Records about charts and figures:

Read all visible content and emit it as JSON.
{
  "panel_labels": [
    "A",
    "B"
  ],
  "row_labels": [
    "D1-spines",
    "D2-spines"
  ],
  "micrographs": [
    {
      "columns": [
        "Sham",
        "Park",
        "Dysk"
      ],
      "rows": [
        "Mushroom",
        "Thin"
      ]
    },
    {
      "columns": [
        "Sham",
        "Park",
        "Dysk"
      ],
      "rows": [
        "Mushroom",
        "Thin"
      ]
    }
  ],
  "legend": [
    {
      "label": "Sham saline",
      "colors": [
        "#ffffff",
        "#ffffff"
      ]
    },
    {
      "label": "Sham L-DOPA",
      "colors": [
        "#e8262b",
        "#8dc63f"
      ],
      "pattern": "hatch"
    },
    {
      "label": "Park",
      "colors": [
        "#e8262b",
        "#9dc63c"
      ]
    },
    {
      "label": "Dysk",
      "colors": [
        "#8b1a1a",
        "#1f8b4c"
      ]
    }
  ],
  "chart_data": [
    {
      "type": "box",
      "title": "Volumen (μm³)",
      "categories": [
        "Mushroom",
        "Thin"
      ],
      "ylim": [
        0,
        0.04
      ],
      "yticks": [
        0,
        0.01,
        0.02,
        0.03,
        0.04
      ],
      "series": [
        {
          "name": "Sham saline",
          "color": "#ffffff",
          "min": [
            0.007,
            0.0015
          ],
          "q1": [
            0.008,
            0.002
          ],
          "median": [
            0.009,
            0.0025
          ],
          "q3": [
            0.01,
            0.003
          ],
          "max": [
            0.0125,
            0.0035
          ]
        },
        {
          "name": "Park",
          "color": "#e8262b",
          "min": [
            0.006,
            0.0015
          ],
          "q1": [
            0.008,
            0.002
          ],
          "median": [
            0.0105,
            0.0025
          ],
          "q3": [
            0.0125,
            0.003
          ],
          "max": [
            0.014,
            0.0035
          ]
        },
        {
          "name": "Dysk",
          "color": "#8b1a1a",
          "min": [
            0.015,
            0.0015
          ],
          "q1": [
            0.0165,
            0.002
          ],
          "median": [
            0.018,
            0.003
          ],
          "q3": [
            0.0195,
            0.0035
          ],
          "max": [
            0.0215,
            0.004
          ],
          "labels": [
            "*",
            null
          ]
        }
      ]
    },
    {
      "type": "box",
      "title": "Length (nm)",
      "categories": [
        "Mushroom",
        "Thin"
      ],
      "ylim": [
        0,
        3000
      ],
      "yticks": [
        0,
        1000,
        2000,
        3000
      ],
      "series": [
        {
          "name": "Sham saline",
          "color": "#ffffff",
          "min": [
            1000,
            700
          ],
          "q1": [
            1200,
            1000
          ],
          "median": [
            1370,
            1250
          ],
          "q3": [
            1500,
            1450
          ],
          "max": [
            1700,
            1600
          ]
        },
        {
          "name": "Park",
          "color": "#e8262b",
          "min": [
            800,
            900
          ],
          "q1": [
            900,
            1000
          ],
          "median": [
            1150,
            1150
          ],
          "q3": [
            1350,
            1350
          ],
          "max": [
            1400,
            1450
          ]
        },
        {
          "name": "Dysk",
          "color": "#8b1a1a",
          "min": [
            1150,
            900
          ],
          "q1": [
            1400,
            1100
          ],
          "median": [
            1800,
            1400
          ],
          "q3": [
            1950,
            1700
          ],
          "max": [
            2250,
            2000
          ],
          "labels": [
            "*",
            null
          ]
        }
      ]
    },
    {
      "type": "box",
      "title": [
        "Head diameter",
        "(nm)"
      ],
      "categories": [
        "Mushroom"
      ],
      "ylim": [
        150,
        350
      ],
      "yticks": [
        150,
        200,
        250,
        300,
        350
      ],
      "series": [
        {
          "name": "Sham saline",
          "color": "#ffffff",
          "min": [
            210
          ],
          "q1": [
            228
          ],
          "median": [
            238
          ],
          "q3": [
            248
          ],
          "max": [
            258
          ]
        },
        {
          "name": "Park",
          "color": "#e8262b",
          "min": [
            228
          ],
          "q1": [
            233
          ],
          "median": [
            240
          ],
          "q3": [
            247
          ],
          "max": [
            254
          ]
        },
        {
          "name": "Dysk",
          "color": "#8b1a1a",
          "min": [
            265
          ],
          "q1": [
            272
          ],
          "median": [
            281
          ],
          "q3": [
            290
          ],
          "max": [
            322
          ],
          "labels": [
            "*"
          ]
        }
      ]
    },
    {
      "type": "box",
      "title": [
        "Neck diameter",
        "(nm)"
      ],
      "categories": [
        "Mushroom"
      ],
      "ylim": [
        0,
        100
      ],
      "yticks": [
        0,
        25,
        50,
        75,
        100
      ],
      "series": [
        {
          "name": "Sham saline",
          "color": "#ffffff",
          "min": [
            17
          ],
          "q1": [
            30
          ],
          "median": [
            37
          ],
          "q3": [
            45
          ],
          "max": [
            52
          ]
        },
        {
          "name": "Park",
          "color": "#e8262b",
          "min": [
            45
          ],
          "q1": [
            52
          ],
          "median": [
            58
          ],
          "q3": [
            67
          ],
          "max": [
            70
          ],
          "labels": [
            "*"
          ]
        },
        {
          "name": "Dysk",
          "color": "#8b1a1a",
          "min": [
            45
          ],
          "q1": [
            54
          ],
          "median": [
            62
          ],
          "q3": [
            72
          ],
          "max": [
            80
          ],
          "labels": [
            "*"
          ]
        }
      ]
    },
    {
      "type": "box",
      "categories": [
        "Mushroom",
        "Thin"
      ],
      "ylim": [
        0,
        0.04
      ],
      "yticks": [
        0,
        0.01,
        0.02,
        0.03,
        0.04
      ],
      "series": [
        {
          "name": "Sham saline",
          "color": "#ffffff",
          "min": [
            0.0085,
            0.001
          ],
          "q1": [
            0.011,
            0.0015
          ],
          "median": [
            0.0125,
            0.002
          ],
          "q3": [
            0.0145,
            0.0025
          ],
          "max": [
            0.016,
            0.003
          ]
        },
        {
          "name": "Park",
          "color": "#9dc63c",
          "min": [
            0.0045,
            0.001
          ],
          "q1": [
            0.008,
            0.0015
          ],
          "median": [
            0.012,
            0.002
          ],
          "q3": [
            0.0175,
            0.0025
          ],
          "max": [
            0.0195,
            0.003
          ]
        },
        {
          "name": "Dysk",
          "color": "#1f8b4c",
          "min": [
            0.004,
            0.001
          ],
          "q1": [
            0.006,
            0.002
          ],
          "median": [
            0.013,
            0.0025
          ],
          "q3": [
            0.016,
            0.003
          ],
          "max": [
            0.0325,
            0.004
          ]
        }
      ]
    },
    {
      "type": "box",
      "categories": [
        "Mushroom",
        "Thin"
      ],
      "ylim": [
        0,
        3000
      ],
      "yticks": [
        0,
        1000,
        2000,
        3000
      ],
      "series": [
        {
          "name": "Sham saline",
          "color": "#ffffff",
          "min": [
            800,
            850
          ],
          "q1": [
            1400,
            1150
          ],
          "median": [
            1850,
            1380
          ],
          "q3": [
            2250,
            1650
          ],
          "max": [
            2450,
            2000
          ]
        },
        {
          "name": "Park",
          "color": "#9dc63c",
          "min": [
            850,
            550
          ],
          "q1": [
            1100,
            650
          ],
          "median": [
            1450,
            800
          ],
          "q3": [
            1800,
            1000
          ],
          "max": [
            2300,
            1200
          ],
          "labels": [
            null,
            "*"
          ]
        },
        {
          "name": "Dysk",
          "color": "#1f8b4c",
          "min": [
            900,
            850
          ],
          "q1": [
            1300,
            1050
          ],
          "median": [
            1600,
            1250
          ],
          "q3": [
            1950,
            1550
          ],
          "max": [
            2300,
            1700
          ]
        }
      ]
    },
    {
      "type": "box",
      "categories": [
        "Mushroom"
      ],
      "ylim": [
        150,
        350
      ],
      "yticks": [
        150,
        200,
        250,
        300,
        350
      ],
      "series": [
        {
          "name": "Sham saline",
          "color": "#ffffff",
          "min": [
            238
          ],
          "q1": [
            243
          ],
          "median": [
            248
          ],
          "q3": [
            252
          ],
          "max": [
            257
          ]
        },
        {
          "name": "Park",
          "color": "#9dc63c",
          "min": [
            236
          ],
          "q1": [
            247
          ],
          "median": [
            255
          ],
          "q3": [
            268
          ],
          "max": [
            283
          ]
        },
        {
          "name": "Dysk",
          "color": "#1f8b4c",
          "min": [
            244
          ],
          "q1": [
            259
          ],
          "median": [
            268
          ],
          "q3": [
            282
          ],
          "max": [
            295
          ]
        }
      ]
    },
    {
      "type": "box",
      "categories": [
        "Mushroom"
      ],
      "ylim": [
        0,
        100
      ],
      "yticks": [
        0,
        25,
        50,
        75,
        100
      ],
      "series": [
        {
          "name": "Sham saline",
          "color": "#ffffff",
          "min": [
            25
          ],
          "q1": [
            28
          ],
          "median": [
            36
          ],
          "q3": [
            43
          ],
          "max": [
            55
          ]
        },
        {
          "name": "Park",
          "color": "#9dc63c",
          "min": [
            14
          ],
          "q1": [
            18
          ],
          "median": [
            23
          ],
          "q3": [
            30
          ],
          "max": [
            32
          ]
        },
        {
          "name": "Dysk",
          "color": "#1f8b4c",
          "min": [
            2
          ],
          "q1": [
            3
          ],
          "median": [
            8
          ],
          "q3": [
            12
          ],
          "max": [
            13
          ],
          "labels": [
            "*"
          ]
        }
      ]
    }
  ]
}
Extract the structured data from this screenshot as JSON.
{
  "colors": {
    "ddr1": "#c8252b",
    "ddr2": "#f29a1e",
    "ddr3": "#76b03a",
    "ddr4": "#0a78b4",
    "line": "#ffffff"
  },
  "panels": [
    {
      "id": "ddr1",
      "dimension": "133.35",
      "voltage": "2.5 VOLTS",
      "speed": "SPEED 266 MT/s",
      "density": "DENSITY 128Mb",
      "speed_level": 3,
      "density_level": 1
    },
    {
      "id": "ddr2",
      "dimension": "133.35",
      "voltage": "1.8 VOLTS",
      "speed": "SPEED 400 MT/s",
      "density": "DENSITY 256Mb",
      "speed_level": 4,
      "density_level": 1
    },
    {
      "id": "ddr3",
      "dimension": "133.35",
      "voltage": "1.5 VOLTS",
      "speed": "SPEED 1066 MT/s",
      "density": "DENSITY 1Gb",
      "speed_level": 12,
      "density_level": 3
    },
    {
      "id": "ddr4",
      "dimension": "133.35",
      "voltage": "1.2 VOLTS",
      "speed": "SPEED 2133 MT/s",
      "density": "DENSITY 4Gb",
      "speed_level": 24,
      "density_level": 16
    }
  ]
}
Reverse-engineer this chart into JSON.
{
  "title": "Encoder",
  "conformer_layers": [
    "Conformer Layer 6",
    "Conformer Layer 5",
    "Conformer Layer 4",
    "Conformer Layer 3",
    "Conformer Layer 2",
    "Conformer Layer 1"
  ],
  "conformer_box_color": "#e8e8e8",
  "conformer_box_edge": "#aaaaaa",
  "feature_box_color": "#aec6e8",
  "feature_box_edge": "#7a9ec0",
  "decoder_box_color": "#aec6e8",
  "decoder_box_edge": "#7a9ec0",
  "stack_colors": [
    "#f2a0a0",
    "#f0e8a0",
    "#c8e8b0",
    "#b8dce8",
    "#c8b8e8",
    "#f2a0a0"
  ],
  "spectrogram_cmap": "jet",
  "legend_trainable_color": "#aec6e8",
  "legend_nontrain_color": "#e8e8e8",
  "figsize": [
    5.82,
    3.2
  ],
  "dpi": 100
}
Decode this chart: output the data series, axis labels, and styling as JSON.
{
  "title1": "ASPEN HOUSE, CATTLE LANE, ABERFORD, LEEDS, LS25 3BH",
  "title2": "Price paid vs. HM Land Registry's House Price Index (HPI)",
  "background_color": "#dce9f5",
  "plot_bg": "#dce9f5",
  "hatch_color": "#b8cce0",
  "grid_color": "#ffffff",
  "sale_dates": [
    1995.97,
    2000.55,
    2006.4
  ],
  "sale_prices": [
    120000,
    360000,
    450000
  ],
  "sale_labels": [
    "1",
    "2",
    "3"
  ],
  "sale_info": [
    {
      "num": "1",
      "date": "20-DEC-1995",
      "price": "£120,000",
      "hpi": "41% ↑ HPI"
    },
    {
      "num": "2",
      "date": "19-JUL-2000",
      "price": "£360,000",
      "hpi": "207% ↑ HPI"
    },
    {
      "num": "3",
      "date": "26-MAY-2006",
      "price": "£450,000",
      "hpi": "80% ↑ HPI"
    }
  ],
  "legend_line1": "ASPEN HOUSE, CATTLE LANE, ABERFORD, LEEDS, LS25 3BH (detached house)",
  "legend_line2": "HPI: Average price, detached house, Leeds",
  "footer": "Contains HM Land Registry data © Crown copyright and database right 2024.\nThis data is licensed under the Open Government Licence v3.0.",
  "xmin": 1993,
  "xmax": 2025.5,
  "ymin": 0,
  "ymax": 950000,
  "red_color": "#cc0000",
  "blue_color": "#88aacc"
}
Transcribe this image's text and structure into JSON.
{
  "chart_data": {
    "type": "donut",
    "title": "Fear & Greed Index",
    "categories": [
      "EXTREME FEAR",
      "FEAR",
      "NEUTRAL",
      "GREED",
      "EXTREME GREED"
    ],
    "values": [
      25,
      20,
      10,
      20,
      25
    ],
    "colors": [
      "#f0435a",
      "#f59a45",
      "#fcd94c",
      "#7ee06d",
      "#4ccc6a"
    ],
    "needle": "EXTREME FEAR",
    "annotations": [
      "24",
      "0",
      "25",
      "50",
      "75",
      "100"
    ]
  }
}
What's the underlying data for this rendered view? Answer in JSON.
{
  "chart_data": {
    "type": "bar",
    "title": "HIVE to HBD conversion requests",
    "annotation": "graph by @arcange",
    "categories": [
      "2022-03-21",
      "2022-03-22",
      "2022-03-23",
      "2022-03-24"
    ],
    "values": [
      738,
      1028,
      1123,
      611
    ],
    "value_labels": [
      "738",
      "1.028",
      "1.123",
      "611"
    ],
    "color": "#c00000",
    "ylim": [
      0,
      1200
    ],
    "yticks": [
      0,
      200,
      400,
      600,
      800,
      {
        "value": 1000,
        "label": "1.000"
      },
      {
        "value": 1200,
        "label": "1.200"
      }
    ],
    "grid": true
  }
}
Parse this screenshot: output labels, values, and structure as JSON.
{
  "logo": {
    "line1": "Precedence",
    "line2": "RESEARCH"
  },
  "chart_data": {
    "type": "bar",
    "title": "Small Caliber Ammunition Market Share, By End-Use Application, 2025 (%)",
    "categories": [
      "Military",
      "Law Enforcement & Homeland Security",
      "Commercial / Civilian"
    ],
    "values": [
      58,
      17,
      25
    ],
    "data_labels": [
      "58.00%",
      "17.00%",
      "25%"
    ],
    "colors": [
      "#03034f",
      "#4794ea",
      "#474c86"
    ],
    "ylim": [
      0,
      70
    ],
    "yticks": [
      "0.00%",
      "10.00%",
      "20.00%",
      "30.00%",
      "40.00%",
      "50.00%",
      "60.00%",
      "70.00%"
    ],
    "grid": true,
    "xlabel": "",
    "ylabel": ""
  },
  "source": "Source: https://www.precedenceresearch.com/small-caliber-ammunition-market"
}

Do this: Go through the entries above and count the lines containing the word "output"; give only that count.

Response: 2